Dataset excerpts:
□ □ □ □ □ □ □

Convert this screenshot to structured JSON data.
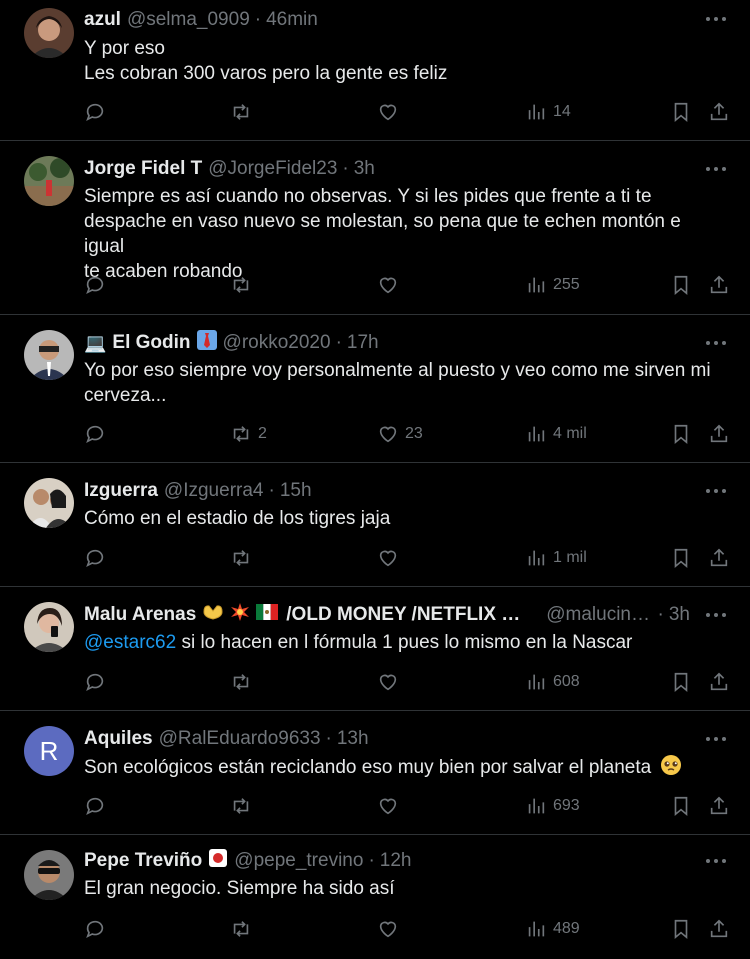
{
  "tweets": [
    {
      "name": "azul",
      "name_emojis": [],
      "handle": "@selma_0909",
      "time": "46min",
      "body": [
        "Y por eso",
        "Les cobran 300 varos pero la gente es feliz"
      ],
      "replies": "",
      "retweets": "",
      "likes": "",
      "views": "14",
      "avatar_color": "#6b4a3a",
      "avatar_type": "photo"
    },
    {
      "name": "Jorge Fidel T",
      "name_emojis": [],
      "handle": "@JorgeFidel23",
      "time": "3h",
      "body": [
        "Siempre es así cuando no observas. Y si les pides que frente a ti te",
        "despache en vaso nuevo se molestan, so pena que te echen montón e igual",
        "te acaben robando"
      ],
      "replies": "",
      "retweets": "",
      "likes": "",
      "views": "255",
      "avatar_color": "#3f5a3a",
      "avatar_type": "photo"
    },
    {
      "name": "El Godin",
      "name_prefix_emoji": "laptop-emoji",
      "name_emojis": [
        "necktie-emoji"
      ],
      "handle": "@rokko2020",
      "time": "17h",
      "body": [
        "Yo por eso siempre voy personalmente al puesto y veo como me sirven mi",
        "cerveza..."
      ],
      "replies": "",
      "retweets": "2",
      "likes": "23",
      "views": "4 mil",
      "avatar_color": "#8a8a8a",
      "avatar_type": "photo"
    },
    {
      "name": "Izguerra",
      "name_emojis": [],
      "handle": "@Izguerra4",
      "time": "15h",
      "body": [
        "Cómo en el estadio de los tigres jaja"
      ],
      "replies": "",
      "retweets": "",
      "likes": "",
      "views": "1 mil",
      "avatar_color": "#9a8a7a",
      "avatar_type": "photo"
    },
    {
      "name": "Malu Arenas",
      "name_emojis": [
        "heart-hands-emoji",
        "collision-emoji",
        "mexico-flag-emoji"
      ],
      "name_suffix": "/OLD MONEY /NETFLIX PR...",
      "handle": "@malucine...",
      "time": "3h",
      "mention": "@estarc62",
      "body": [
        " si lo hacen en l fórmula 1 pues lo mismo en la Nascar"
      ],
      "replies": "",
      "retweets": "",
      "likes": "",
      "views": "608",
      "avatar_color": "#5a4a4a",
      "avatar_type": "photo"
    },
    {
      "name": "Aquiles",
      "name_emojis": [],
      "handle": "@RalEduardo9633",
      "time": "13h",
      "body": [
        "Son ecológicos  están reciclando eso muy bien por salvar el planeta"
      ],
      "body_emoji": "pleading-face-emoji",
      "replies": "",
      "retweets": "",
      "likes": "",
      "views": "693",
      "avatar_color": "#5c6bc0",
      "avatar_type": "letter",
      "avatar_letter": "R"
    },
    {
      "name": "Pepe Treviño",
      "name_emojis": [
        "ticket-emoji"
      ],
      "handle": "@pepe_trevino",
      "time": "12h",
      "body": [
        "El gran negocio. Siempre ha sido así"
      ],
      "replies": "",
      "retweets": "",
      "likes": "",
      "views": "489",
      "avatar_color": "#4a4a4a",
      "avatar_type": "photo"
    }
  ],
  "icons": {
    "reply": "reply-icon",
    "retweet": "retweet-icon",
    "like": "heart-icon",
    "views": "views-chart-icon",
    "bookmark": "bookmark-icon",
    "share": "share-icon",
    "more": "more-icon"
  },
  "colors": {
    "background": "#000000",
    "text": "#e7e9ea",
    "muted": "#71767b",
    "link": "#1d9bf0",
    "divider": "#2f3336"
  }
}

□ □ □ □ □ □ □

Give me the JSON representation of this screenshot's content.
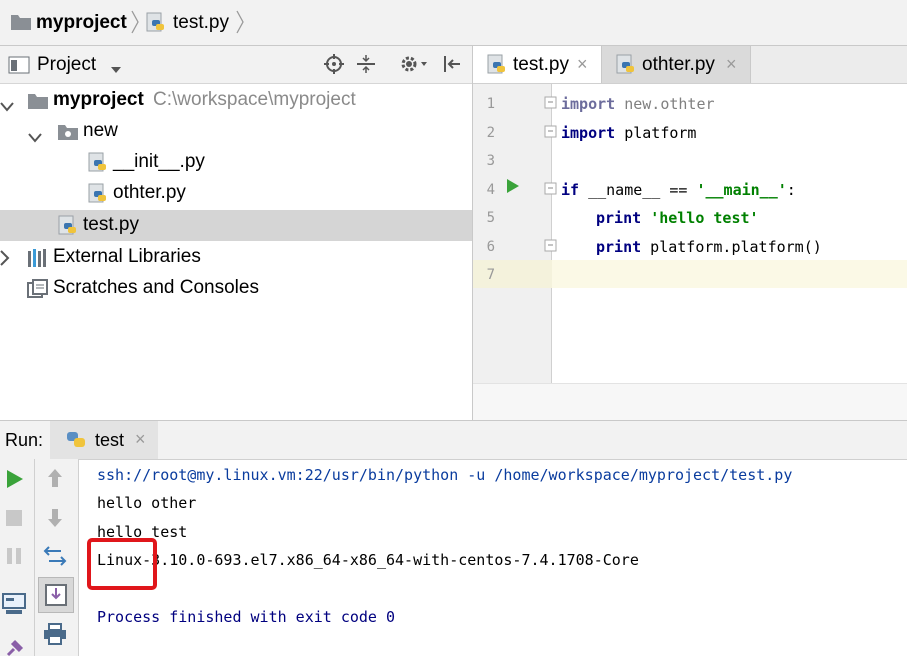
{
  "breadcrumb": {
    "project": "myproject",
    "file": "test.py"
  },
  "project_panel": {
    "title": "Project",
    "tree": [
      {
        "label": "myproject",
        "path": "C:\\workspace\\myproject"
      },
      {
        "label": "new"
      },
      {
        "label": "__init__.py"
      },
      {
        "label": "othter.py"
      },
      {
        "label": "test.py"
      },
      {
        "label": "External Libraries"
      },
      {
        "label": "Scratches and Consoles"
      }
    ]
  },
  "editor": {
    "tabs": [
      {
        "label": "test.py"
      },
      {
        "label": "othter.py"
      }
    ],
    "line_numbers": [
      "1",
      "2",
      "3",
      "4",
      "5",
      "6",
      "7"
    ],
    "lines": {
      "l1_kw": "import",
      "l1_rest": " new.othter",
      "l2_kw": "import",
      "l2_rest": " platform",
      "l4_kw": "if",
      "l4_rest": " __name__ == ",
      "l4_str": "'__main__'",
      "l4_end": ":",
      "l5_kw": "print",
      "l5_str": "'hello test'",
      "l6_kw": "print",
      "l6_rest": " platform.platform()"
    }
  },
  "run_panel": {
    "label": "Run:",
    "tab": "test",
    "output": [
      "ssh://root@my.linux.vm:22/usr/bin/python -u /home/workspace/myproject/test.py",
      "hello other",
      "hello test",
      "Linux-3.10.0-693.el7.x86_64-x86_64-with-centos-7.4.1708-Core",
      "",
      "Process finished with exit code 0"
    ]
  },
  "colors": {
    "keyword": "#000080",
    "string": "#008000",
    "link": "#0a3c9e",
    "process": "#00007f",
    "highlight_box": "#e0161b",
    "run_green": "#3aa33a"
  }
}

□ □ □ □ □ □ □

Exercise → Give the count of lines in the listing that hold the word "test", with no other text.

Solution for this exercise → 7